SHORT TASK: Omit the pictures, please, and give each record below again exactly.
»»
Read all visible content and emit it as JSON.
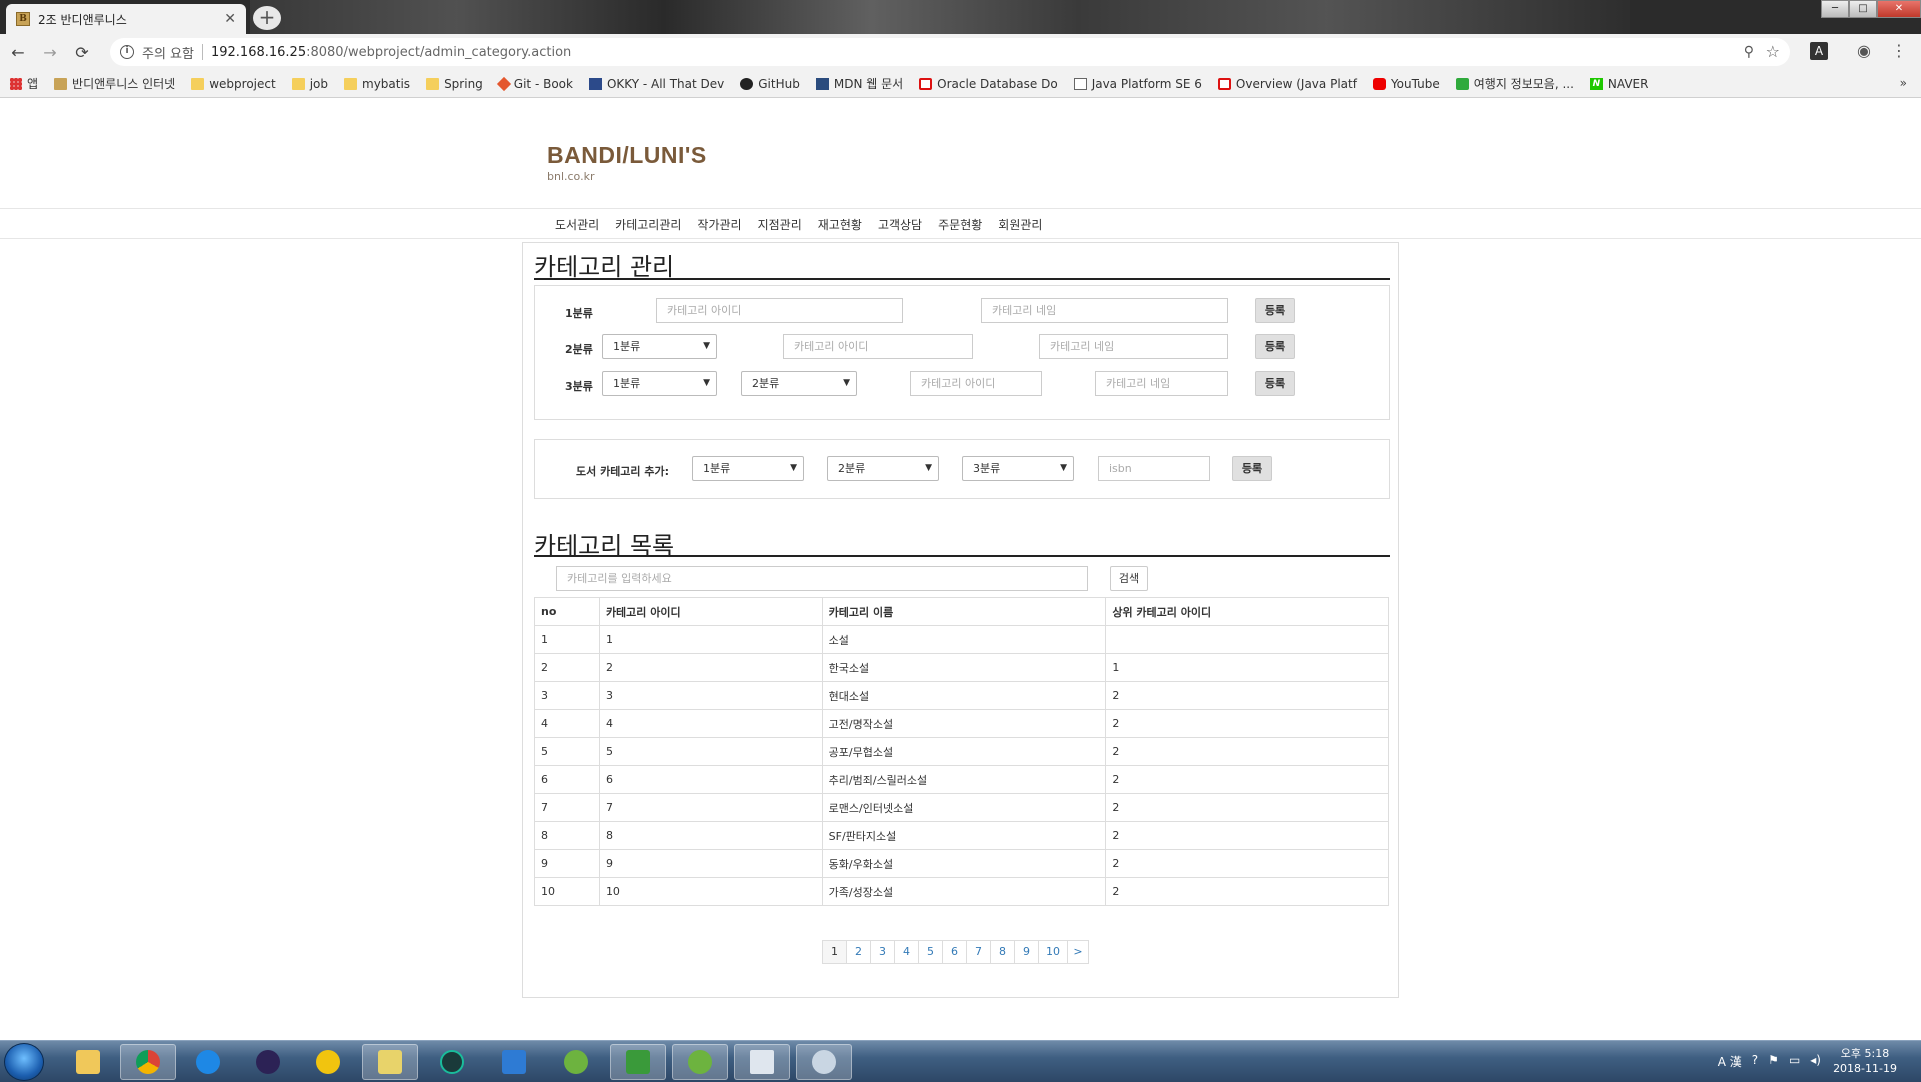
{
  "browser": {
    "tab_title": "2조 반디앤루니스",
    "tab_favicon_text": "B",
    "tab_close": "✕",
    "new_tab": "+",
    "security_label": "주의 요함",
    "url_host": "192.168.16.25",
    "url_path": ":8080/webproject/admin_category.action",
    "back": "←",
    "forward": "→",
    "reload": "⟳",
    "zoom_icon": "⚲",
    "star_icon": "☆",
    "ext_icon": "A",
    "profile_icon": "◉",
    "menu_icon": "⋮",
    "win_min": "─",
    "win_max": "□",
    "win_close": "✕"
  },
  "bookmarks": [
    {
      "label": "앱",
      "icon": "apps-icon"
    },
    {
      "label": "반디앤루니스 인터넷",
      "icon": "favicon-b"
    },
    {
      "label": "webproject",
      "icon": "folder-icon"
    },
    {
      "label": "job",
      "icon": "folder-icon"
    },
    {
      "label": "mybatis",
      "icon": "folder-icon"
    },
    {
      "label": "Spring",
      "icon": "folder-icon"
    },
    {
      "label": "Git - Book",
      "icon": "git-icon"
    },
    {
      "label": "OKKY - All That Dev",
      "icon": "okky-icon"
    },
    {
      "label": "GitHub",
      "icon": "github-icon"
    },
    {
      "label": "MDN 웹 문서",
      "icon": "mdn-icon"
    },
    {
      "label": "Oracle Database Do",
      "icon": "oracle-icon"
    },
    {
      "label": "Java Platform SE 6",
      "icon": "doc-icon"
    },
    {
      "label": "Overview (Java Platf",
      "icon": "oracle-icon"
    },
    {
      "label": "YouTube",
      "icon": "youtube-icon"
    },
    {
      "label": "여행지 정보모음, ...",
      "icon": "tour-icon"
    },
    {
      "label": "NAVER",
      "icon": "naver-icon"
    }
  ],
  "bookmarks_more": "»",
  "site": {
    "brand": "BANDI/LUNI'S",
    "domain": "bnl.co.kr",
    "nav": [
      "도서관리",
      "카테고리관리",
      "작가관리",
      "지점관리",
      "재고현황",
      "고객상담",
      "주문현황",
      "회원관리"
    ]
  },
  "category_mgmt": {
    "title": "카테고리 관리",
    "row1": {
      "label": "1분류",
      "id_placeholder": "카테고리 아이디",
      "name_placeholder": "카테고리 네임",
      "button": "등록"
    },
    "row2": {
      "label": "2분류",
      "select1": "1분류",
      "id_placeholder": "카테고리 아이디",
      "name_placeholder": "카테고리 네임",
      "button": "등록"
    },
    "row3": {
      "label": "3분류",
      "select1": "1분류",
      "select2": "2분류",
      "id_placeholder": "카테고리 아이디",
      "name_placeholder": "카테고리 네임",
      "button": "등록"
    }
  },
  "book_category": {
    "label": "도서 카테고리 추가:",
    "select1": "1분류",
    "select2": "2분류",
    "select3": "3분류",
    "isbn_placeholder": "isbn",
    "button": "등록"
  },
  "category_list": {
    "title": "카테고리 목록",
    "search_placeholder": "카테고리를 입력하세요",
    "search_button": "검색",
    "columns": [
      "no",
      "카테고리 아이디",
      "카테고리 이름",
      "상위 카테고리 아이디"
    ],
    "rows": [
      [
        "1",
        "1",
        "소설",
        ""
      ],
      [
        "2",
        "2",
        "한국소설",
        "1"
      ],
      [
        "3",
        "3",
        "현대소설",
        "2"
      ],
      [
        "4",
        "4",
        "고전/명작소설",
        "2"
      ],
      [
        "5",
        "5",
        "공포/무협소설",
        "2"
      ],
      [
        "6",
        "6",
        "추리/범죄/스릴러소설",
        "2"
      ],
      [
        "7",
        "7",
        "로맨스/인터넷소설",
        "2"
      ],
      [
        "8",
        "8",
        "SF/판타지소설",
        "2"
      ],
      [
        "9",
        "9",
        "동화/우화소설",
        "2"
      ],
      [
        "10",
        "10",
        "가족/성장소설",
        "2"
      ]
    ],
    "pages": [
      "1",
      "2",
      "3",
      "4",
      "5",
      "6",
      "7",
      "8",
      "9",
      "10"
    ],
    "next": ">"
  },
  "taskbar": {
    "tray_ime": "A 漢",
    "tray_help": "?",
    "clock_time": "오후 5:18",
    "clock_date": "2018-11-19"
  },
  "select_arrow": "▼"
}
««
EXPECTED ANSWER:
Read all visible content and emit it as JSON.
{
  "browser": {
    "tab_title": "2조 반디앤루니스",
    "tab_favicon_text": "B",
    "tab_close": "✕",
    "new_tab": "+",
    "security_label": "주의 요함",
    "url_host": "192.168.16.25",
    "url_path": ":8080/webproject/admin_category.action",
    "back": "←",
    "forward": "→",
    "reload": "⟳",
    "zoom_icon": "⚲",
    "star_icon": "☆",
    "ext_icon": "A",
    "profile_icon": "◉",
    "menu_icon": "⋮",
    "win_min": "─",
    "win_max": "□",
    "win_close": "✕"
  },
  "bookmarks": [
    {
      "label": "앱",
      "icon": "apps-icon"
    },
    {
      "label": "반디앤루니스 인터넷",
      "icon": "favicon-b"
    },
    {
      "label": "webproject",
      "icon": "folder-icon"
    },
    {
      "label": "job",
      "icon": "folder-icon"
    },
    {
      "label": "mybatis",
      "icon": "folder-icon"
    },
    {
      "label": "Spring",
      "icon": "folder-icon"
    },
    {
      "label": "Git - Book",
      "icon": "git-icon"
    },
    {
      "label": "OKKY - All That Dev",
      "icon": "okky-icon"
    },
    {
      "label": "GitHub",
      "icon": "github-icon"
    },
    {
      "label": "MDN 웹 문서",
      "icon": "mdn-icon"
    },
    {
      "label": "Oracle Database Do",
      "icon": "oracle-icon"
    },
    {
      "label": "Java Platform SE 6",
      "icon": "doc-icon"
    },
    {
      "label": "Overview (Java Platf",
      "icon": "oracle-icon"
    },
    {
      "label": "YouTube",
      "icon": "youtube-icon"
    },
    {
      "label": "여행지 정보모음, ...",
      "icon": "tour-icon"
    },
    {
      "label": "NAVER",
      "icon": "naver-icon"
    }
  ],
  "bookmarks_more": "»",
  "site": {
    "brand": "BANDI/LUNI'S",
    "domain": "bnl.co.kr",
    "nav": [
      "도서관리",
      "카테고리관리",
      "작가관리",
      "지점관리",
      "재고현황",
      "고객상담",
      "주문현황",
      "회원관리"
    ]
  },
  "category_mgmt": {
    "title": "카테고리 관리",
    "row1": {
      "label": "1분류",
      "id_placeholder": "카테고리 아이디",
      "name_placeholder": "카테고리 네임",
      "button": "등록"
    },
    "row2": {
      "label": "2분류",
      "select1": "1분류",
      "id_placeholder": "카테고리 아이디",
      "name_placeholder": "카테고리 네임",
      "button": "등록"
    },
    "row3": {
      "label": "3분류",
      "select1": "1분류",
      "select2": "2분류",
      "id_placeholder": "카테고리 아이디",
      "name_placeholder": "카테고리 네임",
      "button": "등록"
    }
  },
  "book_category": {
    "label": "도서 카테고리 추가:",
    "select1": "1분류",
    "select2": "2분류",
    "select3": "3분류",
    "isbn_placeholder": "isbn",
    "button": "등록"
  },
  "category_list": {
    "title": "카테고리 목록",
    "search_placeholder": "카테고리를 입력하세요",
    "search_button": "검색",
    "columns": [
      "no",
      "카테고리 아이디",
      "카테고리 이름",
      "상위 카테고리 아이디"
    ],
    "rows": [
      [
        "1",
        "1",
        "소설",
        ""
      ],
      [
        "2",
        "2",
        "한국소설",
        "1"
      ],
      [
        "3",
        "3",
        "현대소설",
        "2"
      ],
      [
        "4",
        "4",
        "고전/명작소설",
        "2"
      ],
      [
        "5",
        "5",
        "공포/무협소설",
        "2"
      ],
      [
        "6",
        "6",
        "추리/범죄/스릴러소설",
        "2"
      ],
      [
        "7",
        "7",
        "로맨스/인터넷소설",
        "2"
      ],
      [
        "8",
        "8",
        "SF/판타지소설",
        "2"
      ],
      [
        "9",
        "9",
        "동화/우화소설",
        "2"
      ],
      [
        "10",
        "10",
        "가족/성장소설",
        "2"
      ]
    ],
    "pages": [
      "1",
      "2",
      "3",
      "4",
      "5",
      "6",
      "7",
      "8",
      "9",
      "10"
    ],
    "next": ">"
  },
  "taskbar": {
    "tray_ime": "A 漢",
    "tray_help": "?",
    "clock_time": "오후 5:18",
    "clock_date": "2018-11-19"
  },
  "select_arrow": "▼"
}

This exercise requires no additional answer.